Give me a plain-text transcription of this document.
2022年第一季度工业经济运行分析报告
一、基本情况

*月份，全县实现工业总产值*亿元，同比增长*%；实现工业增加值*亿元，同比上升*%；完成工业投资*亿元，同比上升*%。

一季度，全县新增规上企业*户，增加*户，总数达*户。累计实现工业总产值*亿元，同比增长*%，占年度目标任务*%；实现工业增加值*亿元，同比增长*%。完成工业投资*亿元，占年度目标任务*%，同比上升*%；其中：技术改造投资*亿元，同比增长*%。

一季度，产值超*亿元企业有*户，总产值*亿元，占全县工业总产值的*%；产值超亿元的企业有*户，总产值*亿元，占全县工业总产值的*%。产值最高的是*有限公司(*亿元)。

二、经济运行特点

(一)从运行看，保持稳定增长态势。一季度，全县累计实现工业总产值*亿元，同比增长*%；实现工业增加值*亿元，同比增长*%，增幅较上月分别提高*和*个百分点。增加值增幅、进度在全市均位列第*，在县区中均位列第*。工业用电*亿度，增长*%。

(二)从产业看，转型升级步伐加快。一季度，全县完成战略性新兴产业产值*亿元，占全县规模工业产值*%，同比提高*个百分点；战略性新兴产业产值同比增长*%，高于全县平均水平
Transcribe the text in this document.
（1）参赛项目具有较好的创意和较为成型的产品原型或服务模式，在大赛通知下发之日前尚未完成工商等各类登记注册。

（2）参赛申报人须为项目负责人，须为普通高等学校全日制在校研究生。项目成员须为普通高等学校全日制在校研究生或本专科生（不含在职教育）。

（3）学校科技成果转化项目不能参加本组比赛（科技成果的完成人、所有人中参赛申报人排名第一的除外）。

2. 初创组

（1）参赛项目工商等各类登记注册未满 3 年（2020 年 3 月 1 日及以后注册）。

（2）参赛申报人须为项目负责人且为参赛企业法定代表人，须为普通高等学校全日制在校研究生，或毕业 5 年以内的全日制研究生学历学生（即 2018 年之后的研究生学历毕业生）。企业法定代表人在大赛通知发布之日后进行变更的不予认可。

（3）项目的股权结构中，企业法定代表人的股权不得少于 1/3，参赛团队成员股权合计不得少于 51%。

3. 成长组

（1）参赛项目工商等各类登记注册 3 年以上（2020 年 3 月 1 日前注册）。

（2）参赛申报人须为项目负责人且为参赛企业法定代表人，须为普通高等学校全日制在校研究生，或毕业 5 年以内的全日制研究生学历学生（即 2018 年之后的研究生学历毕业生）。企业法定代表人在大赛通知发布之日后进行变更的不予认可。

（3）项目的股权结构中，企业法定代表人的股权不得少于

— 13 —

=-=-=

— EXERCISE —
Each line must be given again exactly as written above.

— FINISHED EXERCISE —
Give me a plain-text transcription of this document.
2022年第一季度工业经济运行分析报告
一、基本情况

*月份，全县实现工业总产值*亿元，同比增长*%；实现工业增加值*亿元，同比上升*%；完成工业投资*亿元，同比上升*%。

一季度，全县新增规上企业*户，增加*户，总数达*户。累计实现工业总产值*亿元，同比增长*%，占年度目标任务*%；实现工业增加值*亿元，同比增长*%。完成工业投资*亿元，占年度目标任务*%，同比上升*%；其中：技术改造投资*亿元，同比增长*%。

一季度，产值超*亿元企业有*户，总产值*亿元，占全县工业总产值的*%；产值超亿元的企业有*户，总产值*亿元，占全县工业总产值的*%。产值最高的是*有限公司(*亿元)。

二、经济运行特点

(一)从运行看，保持稳定增长态势。一季度，全县累计实现工业总产值*亿元，同比增长*%；实现工业增加值*亿元，同比增长*%，增幅较上月分别提高*和*个百分点。增加值增幅、进度在全市均位列第*，在县区中均位列第*。工业用电*亿度，增长*%。

(二)从产业看，转型升级步伐加快。一季度，全县完成战略性新兴产业产值*亿元，占全县规模工业产值*%，同比提高*个百分点；战略性新兴产业产值同比增长*%，高于全县平均水平
Transcribe the text in this document.
（1）参赛项目具有较好的创意和较为成型的产品原型或服务模式，在大赛通知下发之日前尚未完成工商等各类登记注册。

（2）参赛申报人须为项目负责人，须为普通高等学校全日制在校研究生。项目成员须为普通高等学校全日制在校研究生或本专科生（不含在职教育）。

（3）学校科技成果转化项目不能参加本组比赛（科技成果的完成人、所有人中参赛申报人排名第一的除外）。

2. 初创组

（1）参赛项目工商等各类登记注册未满 3 年（2020 年 3 月 1 日及以后注册）。

（2）参赛申报人须为项目负责人且为参赛企业法定代表人，须为普通高等学校全日制在校研究生，或毕业 5 年以内的全日制研究生学历学生（即 2018 年之后的研究生学历毕业生）。企业法定代表人在大赛通知发布之日后进行变更的不予认可。

（3）项目的股权结构中，企业法定代表人的股权不得少于 1/3，参赛团队成员股权合计不得少于 51%。

3. 成长组

（1）参赛项目工商等各类登记注册 3 年以上（2020 年 3 月 1 日前注册）。

（2）参赛申报人须为项目负责人且为参赛企业法定代表人，须为普通高等学校全日制在校研究生，或毕业 5 年以内的全日制研究生学历学生（即 2018 年之后的研究生学历毕业生）。企业法定代表人在大赛通知发布之日后进行变更的不予认可。

（3）项目的股权结构中，企业法定代表人的股权不得少于

— 13 —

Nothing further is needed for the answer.